_Your objective_:
Restate every entry word for word.

_Data supplied_:
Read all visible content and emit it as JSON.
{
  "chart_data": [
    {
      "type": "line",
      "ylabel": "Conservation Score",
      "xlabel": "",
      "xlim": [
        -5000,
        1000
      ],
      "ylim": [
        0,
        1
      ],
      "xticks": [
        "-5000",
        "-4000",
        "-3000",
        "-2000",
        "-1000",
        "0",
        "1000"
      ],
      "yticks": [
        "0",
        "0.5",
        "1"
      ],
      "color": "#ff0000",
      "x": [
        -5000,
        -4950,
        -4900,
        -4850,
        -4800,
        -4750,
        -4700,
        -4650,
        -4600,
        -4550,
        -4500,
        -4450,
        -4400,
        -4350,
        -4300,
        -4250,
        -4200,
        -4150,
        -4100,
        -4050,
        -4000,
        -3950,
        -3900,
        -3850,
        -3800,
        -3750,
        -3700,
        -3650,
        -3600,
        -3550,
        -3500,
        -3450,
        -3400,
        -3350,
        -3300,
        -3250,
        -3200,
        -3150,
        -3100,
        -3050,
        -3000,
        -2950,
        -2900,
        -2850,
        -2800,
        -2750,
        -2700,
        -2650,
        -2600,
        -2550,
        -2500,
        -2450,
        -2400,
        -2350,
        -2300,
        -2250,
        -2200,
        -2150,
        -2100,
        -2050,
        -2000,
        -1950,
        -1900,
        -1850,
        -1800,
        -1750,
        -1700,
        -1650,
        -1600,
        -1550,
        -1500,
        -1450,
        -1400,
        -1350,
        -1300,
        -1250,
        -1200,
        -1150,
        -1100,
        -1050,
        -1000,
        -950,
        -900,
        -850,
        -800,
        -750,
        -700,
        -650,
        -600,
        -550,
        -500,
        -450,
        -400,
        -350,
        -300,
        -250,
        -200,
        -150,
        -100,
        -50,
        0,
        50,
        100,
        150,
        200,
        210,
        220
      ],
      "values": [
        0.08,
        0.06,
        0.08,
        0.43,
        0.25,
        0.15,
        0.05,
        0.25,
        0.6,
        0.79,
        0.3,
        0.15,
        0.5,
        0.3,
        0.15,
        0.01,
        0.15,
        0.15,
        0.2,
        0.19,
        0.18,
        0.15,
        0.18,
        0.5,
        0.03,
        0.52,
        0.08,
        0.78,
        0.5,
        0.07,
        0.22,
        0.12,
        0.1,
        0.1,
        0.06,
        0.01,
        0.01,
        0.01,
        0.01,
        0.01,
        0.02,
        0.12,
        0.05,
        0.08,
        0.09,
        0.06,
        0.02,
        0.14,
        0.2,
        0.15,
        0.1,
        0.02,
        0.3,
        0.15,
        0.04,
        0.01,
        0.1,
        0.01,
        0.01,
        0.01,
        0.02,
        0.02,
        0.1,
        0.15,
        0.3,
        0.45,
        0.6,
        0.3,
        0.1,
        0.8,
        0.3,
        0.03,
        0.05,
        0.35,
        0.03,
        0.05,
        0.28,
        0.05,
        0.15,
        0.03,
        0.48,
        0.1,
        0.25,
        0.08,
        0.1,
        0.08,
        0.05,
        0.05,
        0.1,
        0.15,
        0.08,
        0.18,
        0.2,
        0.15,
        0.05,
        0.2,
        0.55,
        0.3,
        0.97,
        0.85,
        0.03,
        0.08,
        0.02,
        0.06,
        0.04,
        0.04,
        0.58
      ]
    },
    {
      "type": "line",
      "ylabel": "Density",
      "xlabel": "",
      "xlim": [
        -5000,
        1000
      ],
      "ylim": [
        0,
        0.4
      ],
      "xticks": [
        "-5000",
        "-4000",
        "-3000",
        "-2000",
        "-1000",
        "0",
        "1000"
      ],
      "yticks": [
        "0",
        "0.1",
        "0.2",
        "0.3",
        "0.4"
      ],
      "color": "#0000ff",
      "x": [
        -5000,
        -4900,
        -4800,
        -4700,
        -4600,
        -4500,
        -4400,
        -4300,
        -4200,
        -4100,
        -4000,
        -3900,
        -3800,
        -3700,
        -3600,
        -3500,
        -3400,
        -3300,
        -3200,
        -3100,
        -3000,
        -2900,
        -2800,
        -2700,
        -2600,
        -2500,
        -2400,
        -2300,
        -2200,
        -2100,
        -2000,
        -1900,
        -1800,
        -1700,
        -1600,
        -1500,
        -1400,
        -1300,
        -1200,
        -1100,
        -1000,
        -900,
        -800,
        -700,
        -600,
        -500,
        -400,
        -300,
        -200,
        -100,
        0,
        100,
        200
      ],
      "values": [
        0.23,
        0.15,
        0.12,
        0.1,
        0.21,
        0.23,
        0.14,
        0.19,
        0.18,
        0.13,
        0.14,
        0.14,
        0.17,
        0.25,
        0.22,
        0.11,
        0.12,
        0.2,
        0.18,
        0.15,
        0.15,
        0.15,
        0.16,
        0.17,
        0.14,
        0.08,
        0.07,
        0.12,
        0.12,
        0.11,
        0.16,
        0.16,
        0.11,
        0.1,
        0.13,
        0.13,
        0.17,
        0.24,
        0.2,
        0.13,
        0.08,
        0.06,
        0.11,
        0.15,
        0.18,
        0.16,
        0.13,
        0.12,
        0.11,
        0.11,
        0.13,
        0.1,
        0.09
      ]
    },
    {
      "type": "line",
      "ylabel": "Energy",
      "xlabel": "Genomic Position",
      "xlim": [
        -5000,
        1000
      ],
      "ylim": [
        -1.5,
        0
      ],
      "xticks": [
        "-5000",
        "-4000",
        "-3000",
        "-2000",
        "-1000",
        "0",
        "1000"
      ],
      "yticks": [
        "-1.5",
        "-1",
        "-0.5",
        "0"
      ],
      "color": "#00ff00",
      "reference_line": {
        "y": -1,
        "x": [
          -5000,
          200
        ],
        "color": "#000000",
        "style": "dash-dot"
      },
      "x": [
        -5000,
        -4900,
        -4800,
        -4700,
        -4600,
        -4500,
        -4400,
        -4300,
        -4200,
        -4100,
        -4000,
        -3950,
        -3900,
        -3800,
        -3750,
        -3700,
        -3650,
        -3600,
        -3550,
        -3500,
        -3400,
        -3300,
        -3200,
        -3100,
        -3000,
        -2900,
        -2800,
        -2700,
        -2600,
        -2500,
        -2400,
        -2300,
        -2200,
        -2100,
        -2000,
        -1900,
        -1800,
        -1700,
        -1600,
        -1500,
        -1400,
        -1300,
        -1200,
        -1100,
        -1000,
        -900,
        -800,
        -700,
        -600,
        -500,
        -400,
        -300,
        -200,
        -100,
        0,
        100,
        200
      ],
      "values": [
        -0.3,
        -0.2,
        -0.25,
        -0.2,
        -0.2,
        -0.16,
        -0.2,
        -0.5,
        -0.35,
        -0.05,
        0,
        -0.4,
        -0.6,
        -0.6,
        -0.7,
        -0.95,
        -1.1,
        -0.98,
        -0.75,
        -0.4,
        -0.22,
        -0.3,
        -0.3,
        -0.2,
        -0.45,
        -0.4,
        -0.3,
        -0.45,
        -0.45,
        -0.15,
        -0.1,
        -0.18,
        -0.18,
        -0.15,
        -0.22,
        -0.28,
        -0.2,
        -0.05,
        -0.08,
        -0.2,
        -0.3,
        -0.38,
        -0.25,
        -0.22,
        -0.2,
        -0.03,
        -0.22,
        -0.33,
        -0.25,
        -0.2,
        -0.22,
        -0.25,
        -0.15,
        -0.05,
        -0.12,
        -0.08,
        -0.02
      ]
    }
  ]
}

_Answer to the exercise_:
Read all visible content and emit it as JSON.
{
  "chart_data": [
    {
      "type": "line",
      "ylabel": "Conservation Score",
      "xlabel": "",
      "xlim": [
        -5000,
        1000
      ],
      "ylim": [
        0,
        1
      ],
      "xticks": [
        "-5000",
        "-4000",
        "-3000",
        "-2000",
        "-1000",
        "0",
        "1000"
      ],
      "yticks": [
        "0",
        "0.5",
        "1"
      ],
      "color": "#ff0000",
      "x": [
        -5000,
        -4950,
        -4900,
        -4850,
        -4800,
        -4750,
        -4700,
        -4650,
        -4600,
        -4550,
        -4500,
        -4450,
        -4400,
        -4350,
        -4300,
        -4250,
        -4200,
        -4150,
        -4100,
        -4050,
        -4000,
        -3950,
        -3900,
        -3850,
        -3800,
        -3750,
        -3700,
        -3650,
        -3600,
        -3550,
        -3500,
        -3450,
        -3400,
        -3350,
        -3300,
        -3250,
        -3200,
        -3150,
        -3100,
        -3050,
        -3000,
        -2950,
        -2900,
        -2850,
        -2800,
        -2750,
        -2700,
        -2650,
        -2600,
        -2550,
        -2500,
        -2450,
        -2400,
        -2350,
        -2300,
        -2250,
        -2200,
        -2150,
        -2100,
        -2050,
        -2000,
        -1950,
        -1900,
        -1850,
        -1800,
        -1750,
        -1700,
        -1650,
        -1600,
        -1550,
        -1500,
        -1450,
        -1400,
        -1350,
        -1300,
        -1250,
        -1200,
        -1150,
        -1100,
        -1050,
        -1000,
        -950,
        -900,
        -850,
        -800,
        -750,
        -700,
        -650,
        -600,
        -550,
        -500,
        -450,
        -400,
        -350,
        -300,
        -250,
        -200,
        -150,
        -100,
        -50,
        0,
        50,
        100,
        150,
        200,
        210,
        220
      ],
      "values": [
        0.08,
        0.06,
        0.08,
        0.43,
        0.25,
        0.15,
        0.05,
        0.25,
        0.6,
        0.79,
        0.3,
        0.15,
        0.5,
        0.3,
        0.15,
        0.01,
        0.15,
        0.15,
        0.2,
        0.19,
        0.18,
        0.15,
        0.18,
        0.5,
        0.03,
        0.52,
        0.08,
        0.78,
        0.5,
        0.07,
        0.22,
        0.12,
        0.1,
        0.1,
        0.06,
        0.01,
        0.01,
        0.01,
        0.01,
        0.01,
        0.02,
        0.12,
        0.05,
        0.08,
        0.09,
        0.06,
        0.02,
        0.14,
        0.2,
        0.15,
        0.1,
        0.02,
        0.3,
        0.15,
        0.04,
        0.01,
        0.1,
        0.01,
        0.01,
        0.01,
        0.02,
        0.02,
        0.1,
        0.15,
        0.3,
        0.45,
        0.6,
        0.3,
        0.1,
        0.8,
        0.3,
        0.03,
        0.05,
        0.35,
        0.03,
        0.05,
        0.28,
        0.05,
        0.15,
        0.03,
        0.48,
        0.1,
        0.25,
        0.08,
        0.1,
        0.08,
        0.05,
        0.05,
        0.1,
        0.15,
        0.08,
        0.18,
        0.2,
        0.15,
        0.05,
        0.2,
        0.55,
        0.3,
        0.97,
        0.85,
        0.03,
        0.08,
        0.02,
        0.06,
        0.04,
        0.04,
        0.58
      ]
    },
    {
      "type": "line",
      "ylabel": "Density",
      "xlabel": "",
      "xlim": [
        -5000,
        1000
      ],
      "ylim": [
        0,
        0.4
      ],
      "xticks": [
        "-5000",
        "-4000",
        "-3000",
        "-2000",
        "-1000",
        "0",
        "1000"
      ],
      "yticks": [
        "0",
        "0.1",
        "0.2",
        "0.3",
        "0.4"
      ],
      "color": "#0000ff",
      "x": [
        -5000,
        -4900,
        -4800,
        -4700,
        -4600,
        -4500,
        -4400,
        -4300,
        -4200,
        -4100,
        -4000,
        -3900,
        -3800,
        -3700,
        -3600,
        -3500,
        -3400,
        -3300,
        -3200,
        -3100,
        -3000,
        -2900,
        -2800,
        -2700,
        -2600,
        -2500,
        -2400,
        -2300,
        -2200,
        -2100,
        -2000,
        -1900,
        -1800,
        -1700,
        -1600,
        -1500,
        -1400,
        -1300,
        -1200,
        -1100,
        -1000,
        -900,
        -800,
        -700,
        -600,
        -500,
        -400,
        -300,
        -200,
        -100,
        0,
        100,
        200
      ],
      "values": [
        0.23,
        0.15,
        0.12,
        0.1,
        0.21,
        0.23,
        0.14,
        0.19,
        0.18,
        0.13,
        0.14,
        0.14,
        0.17,
        0.25,
        0.22,
        0.11,
        0.12,
        0.2,
        0.18,
        0.15,
        0.15,
        0.15,
        0.16,
        0.17,
        0.14,
        0.08,
        0.07,
        0.12,
        0.12,
        0.11,
        0.16,
        0.16,
        0.11,
        0.1,
        0.13,
        0.13,
        0.17,
        0.24,
        0.2,
        0.13,
        0.08,
        0.06,
        0.11,
        0.15,
        0.18,
        0.16,
        0.13,
        0.12,
        0.11,
        0.11,
        0.13,
        0.1,
        0.09
      ]
    },
    {
      "type": "line",
      "ylabel": "Energy",
      "xlabel": "Genomic Position",
      "xlim": [
        -5000,
        1000
      ],
      "ylim": [
        -1.5,
        0
      ],
      "xticks": [
        "-5000",
        "-4000",
        "-3000",
        "-2000",
        "-1000",
        "0",
        "1000"
      ],
      "yticks": [
        "-1.5",
        "-1",
        "-0.5",
        "0"
      ],
      "color": "#00ff00",
      "reference_line": {
        "y": -1,
        "x": [
          -5000,
          200
        ],
        "color": "#000000",
        "style": "dash-dot"
      },
      "x": [
        -5000,
        -4900,
        -4800,
        -4700,
        -4600,
        -4500,
        -4400,
        -4300,
        -4200,
        -4100,
        -4000,
        -3950,
        -3900,
        -3800,
        -3750,
        -3700,
        -3650,
        -3600,
        -3550,
        -3500,
        -3400,
        -3300,
        -3200,
        -3100,
        -3000,
        -2900,
        -2800,
        -2700,
        -2600,
        -2500,
        -2400,
        -2300,
        -2200,
        -2100,
        -2000,
        -1900,
        -1800,
        -1700,
        -1600,
        -1500,
        -1400,
        -1300,
        -1200,
        -1100,
        -1000,
        -900,
        -800,
        -700,
        -600,
        -500,
        -400,
        -300,
        -200,
        -100,
        0,
        100,
        200
      ],
      "values": [
        -0.3,
        -0.2,
        -0.25,
        -0.2,
        -0.2,
        -0.16,
        -0.2,
        -0.5,
        -0.35,
        -0.05,
        0,
        -0.4,
        -0.6,
        -0.6,
        -0.7,
        -0.95,
        -1.1,
        -0.98,
        -0.75,
        -0.4,
        -0.22,
        -0.3,
        -0.3,
        -0.2,
        -0.45,
        -0.4,
        -0.3,
        -0.45,
        -0.45,
        -0.15,
        -0.1,
        -0.18,
        -0.18,
        -0.15,
        -0.22,
        -0.28,
        -0.2,
        -0.05,
        -0.08,
        -0.2,
        -0.3,
        -0.38,
        -0.25,
        -0.22,
        -0.2,
        -0.03,
        -0.22,
        -0.33,
        -0.25,
        -0.2,
        -0.22,
        -0.25,
        -0.15,
        -0.05,
        -0.12,
        -0.08,
        -0.02
      ]
    }
  ]
}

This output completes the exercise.